## Given task
Gather every line holding the string "より理解を得られると感じますか".

## Available data
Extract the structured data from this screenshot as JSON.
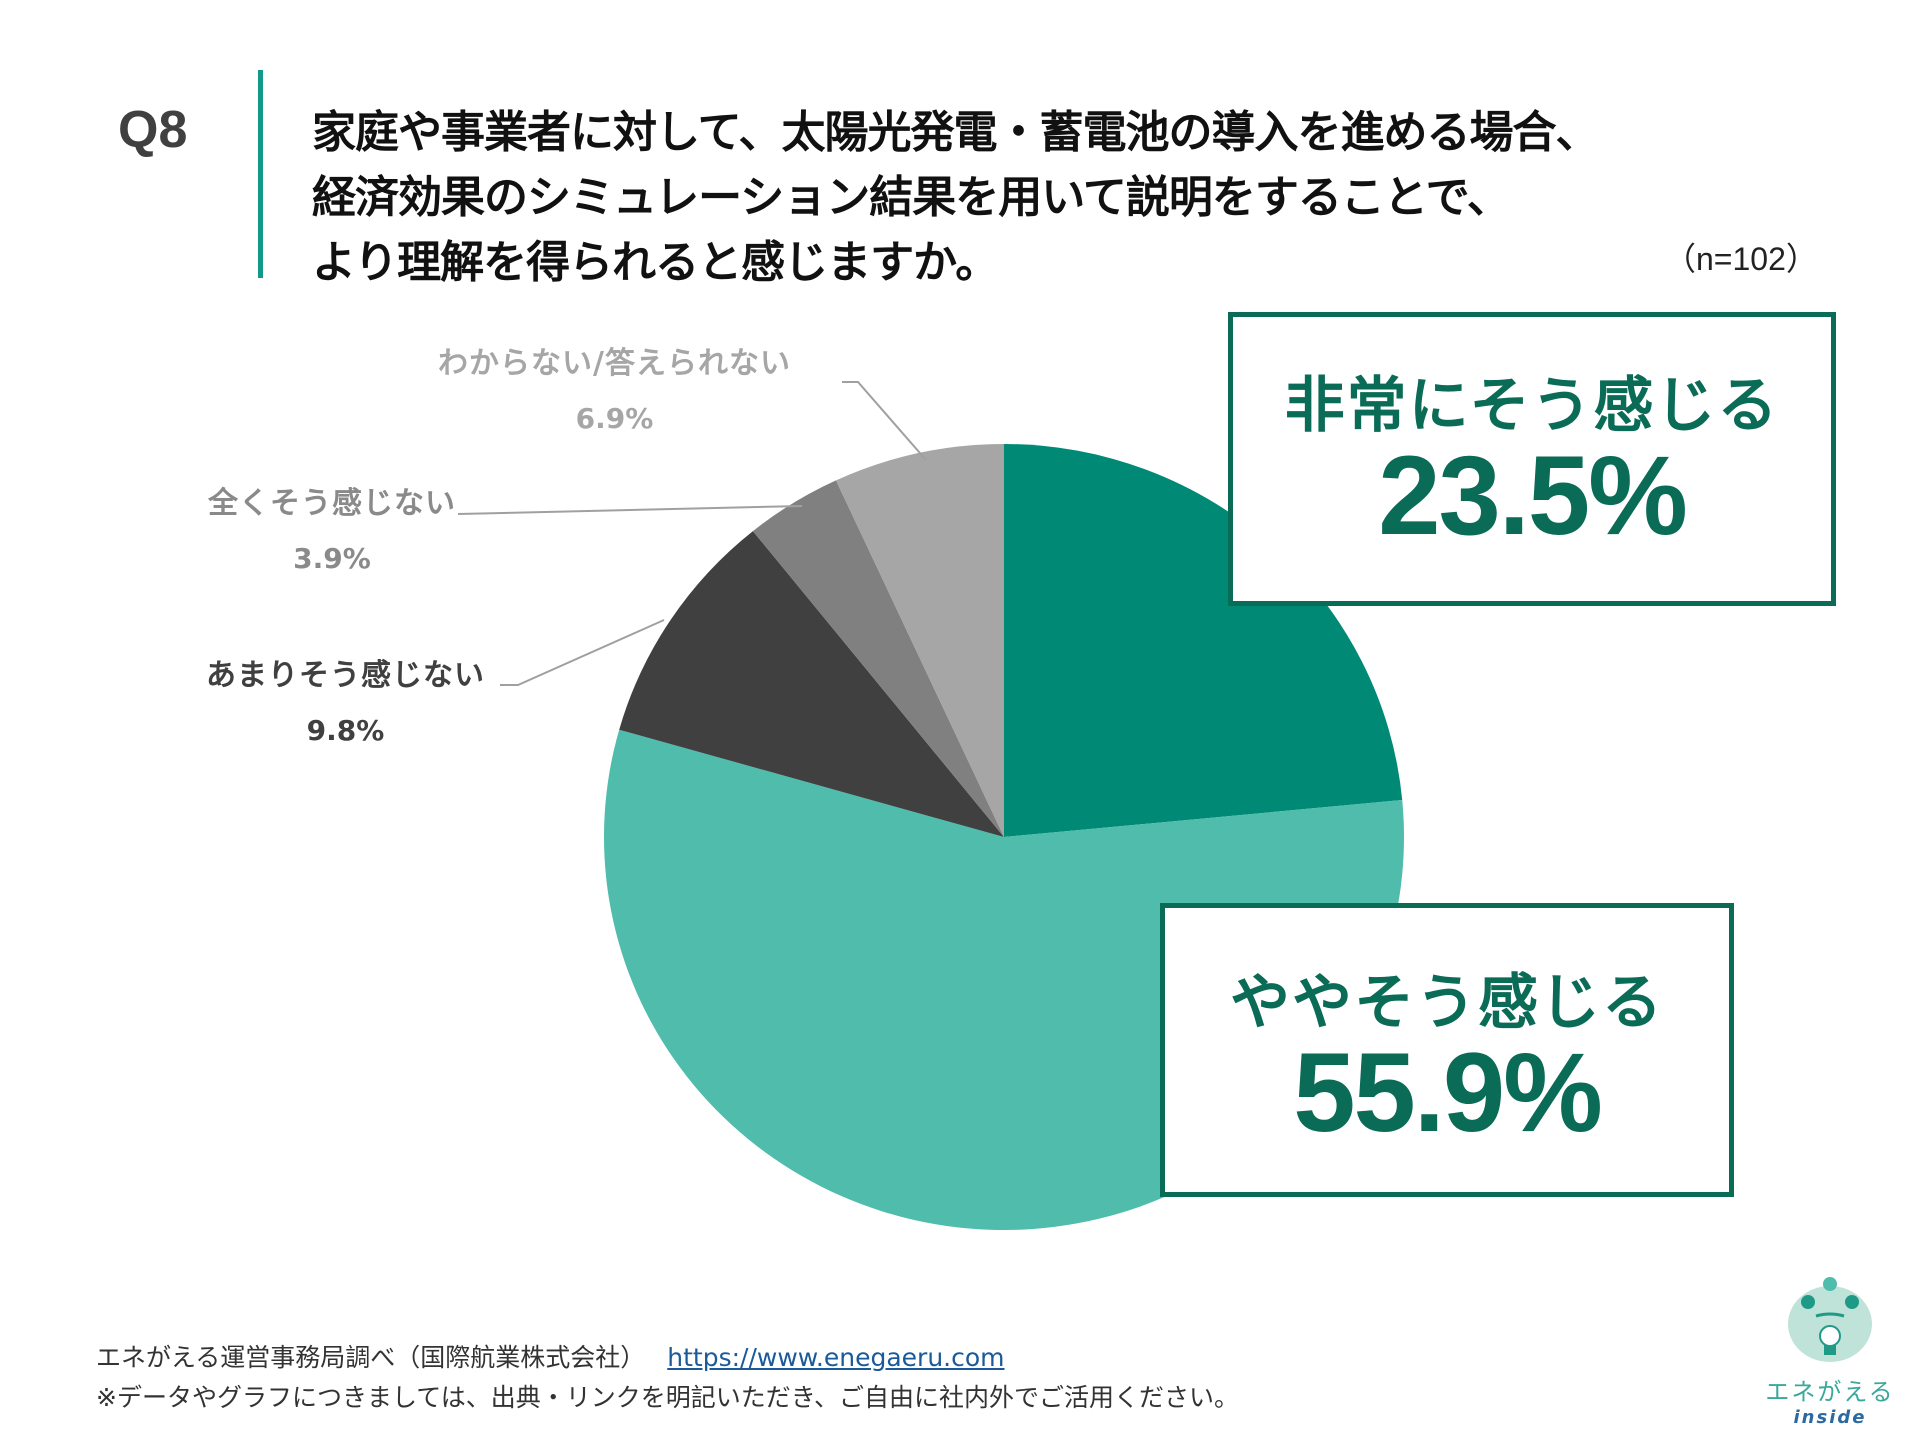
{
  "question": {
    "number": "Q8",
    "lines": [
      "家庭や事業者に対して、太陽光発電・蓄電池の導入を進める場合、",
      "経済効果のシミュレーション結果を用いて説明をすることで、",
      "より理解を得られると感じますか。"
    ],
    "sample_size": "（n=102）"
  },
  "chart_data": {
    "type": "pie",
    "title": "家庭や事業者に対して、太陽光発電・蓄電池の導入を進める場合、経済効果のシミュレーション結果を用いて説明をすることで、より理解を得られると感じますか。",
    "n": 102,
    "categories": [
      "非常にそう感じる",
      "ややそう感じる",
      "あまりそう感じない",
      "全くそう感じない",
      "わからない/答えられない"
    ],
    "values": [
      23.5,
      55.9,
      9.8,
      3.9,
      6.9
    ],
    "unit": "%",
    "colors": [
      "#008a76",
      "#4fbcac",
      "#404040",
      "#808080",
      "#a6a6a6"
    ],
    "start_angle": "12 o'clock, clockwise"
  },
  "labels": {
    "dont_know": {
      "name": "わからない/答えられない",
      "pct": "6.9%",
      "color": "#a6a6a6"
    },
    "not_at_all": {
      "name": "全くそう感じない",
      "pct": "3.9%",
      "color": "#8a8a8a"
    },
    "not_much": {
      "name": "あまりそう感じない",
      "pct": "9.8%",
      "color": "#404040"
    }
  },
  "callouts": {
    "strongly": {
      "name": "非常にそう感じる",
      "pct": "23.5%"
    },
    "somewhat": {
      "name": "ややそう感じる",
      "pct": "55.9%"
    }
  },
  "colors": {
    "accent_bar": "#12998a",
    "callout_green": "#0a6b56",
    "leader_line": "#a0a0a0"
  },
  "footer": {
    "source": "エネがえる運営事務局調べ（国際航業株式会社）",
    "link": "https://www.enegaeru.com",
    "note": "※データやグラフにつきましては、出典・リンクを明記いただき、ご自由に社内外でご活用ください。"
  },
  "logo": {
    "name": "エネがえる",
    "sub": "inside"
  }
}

## Complete answer
      "より理解を得られると感じますか。"
    "title": "家庭や事業者に対して、太陽光発電・蓄電池の導入を進める場合、経済効果のシミュレーション結果を用いて説明をすることで、より理解を得られると感じますか。",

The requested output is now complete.